YOUR GOAL :: Across the listing below, count the lines with "loạn" in them. Write nothing but the number.

PROVIDED RECORDS ::

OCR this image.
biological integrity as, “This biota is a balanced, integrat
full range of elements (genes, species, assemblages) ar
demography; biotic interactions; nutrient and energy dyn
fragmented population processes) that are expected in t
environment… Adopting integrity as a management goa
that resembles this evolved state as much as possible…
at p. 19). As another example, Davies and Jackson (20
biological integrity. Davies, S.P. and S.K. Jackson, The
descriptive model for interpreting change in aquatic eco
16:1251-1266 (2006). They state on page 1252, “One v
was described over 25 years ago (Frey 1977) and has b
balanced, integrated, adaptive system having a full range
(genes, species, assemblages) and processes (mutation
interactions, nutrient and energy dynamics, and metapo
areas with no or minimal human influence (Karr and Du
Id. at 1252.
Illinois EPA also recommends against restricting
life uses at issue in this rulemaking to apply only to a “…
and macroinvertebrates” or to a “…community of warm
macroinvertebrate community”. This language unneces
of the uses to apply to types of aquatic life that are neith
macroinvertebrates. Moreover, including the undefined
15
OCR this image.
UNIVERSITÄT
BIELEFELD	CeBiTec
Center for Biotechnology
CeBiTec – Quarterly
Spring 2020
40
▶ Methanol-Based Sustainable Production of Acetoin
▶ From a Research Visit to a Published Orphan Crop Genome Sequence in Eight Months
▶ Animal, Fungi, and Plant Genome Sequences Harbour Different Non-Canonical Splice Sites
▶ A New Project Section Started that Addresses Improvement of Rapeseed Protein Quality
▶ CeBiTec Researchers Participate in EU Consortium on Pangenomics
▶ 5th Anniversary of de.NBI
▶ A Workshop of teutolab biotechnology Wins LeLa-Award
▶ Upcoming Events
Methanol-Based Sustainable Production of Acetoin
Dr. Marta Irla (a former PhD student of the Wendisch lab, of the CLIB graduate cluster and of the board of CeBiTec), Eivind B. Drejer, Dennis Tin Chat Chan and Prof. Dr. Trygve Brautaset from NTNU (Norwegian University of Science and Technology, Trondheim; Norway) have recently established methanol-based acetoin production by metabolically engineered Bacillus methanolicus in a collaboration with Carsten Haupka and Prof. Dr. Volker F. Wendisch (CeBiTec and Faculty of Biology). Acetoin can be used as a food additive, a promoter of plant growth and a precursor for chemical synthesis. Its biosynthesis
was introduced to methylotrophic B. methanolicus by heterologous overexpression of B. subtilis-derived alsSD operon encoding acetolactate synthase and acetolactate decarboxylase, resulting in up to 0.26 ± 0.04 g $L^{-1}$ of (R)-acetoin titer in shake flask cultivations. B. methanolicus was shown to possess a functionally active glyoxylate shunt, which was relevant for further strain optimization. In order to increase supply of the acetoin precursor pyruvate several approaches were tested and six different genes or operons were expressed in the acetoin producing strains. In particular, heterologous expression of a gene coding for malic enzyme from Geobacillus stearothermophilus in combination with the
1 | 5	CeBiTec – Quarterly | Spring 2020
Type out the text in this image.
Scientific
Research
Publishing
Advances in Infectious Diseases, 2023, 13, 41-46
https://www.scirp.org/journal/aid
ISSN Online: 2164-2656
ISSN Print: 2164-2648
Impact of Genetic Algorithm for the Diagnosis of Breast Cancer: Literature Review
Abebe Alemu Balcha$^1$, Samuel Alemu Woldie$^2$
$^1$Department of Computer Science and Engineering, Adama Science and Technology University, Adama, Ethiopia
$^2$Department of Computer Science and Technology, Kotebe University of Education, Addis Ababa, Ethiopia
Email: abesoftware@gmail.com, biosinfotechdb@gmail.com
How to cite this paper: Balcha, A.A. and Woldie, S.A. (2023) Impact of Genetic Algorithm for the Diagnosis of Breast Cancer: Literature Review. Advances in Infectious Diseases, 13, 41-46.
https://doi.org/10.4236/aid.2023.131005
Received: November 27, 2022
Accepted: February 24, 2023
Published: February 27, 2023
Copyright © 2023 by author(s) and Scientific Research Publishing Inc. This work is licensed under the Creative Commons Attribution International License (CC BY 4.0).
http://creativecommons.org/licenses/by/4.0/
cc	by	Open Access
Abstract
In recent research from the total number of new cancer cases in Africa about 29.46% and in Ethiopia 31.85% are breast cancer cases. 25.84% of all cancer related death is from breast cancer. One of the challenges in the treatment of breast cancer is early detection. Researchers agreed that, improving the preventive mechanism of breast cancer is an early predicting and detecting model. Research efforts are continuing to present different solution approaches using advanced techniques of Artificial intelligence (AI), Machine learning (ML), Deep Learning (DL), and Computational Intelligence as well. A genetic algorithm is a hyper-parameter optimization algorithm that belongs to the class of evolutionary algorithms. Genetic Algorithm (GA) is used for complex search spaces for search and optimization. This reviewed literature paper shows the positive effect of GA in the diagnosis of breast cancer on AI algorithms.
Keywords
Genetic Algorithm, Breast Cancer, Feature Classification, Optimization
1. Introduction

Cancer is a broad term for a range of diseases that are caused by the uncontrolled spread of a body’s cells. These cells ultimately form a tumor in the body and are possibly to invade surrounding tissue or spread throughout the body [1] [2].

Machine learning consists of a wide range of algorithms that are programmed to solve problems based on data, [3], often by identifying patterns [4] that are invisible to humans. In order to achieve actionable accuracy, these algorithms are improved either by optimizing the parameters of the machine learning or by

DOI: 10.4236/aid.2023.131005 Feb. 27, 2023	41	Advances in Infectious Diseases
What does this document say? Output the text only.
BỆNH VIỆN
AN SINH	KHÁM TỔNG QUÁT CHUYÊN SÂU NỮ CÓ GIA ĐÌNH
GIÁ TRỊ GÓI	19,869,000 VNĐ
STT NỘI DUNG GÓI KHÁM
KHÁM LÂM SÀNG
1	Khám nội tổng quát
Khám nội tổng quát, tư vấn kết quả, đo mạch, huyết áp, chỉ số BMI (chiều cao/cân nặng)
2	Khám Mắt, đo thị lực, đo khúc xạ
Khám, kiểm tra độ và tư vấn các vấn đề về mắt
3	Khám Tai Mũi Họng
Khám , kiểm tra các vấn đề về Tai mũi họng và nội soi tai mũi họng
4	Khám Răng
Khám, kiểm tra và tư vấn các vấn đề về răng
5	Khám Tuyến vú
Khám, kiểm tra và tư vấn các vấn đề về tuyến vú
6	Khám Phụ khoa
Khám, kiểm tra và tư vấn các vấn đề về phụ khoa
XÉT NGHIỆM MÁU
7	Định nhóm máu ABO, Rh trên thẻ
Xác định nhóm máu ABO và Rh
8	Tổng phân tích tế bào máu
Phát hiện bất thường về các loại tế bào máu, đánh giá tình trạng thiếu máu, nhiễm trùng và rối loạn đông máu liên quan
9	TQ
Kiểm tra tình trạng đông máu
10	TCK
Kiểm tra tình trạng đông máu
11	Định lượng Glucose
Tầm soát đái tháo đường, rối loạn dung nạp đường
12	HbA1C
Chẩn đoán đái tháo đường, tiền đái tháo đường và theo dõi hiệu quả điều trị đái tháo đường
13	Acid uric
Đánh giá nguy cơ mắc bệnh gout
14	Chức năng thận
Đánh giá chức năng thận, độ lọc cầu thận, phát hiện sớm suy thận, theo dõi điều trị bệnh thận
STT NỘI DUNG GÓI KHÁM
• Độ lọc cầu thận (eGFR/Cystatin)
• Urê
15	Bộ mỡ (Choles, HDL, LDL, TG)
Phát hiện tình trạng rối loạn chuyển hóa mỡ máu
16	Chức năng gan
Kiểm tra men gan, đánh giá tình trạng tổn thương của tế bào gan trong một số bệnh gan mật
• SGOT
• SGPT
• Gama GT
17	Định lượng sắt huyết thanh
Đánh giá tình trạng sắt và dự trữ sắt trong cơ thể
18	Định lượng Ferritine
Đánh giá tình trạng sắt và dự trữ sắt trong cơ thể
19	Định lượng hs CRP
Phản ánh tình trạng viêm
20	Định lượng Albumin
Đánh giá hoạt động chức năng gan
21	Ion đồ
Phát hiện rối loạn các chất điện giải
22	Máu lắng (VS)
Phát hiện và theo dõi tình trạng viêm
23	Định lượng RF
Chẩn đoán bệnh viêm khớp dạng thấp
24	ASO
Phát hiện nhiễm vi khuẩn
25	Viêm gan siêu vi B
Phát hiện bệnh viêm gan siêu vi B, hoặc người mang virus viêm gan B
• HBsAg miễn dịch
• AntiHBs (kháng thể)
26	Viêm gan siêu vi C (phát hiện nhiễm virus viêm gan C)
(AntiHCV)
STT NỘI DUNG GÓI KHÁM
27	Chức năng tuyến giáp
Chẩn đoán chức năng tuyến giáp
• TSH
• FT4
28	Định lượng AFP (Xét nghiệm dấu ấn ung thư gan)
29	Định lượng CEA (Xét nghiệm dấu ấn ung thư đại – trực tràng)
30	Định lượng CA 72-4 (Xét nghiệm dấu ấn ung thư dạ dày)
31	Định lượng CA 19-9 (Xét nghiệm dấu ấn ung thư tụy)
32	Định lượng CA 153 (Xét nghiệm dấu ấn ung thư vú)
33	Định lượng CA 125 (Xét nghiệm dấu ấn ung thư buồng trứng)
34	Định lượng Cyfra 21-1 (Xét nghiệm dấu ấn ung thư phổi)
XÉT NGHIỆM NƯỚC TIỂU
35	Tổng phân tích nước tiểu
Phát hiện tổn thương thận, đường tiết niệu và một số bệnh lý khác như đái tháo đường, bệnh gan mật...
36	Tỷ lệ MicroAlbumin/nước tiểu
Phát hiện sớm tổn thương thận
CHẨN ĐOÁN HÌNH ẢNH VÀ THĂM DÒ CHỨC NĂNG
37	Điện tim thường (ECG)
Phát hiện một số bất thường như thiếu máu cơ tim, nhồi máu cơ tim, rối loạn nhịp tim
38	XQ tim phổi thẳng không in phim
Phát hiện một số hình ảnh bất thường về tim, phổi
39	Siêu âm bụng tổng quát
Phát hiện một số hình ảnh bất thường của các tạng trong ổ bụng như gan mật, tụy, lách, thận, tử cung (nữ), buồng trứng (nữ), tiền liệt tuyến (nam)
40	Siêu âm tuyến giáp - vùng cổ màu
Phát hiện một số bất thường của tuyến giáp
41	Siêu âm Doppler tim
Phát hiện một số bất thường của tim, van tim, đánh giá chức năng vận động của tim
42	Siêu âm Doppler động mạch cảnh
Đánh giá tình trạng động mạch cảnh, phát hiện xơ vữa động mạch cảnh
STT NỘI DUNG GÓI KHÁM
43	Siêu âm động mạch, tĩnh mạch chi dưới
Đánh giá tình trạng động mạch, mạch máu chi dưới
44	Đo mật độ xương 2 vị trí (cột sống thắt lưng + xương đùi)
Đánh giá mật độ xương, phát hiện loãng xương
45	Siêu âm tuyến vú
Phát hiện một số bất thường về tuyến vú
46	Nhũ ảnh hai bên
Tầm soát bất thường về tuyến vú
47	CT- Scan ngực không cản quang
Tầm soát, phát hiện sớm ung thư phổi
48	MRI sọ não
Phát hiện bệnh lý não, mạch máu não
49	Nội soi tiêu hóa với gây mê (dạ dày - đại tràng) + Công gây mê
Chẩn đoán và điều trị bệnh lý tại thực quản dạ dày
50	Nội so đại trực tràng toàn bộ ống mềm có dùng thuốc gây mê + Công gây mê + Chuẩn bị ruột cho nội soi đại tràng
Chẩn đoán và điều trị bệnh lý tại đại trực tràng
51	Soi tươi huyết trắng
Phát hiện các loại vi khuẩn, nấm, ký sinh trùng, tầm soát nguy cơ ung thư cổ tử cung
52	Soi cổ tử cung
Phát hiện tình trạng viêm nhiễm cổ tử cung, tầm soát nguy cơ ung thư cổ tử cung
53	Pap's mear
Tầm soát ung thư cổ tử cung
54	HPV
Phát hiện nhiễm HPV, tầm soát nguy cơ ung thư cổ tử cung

SOLUTION FOR THIS TASK :: 5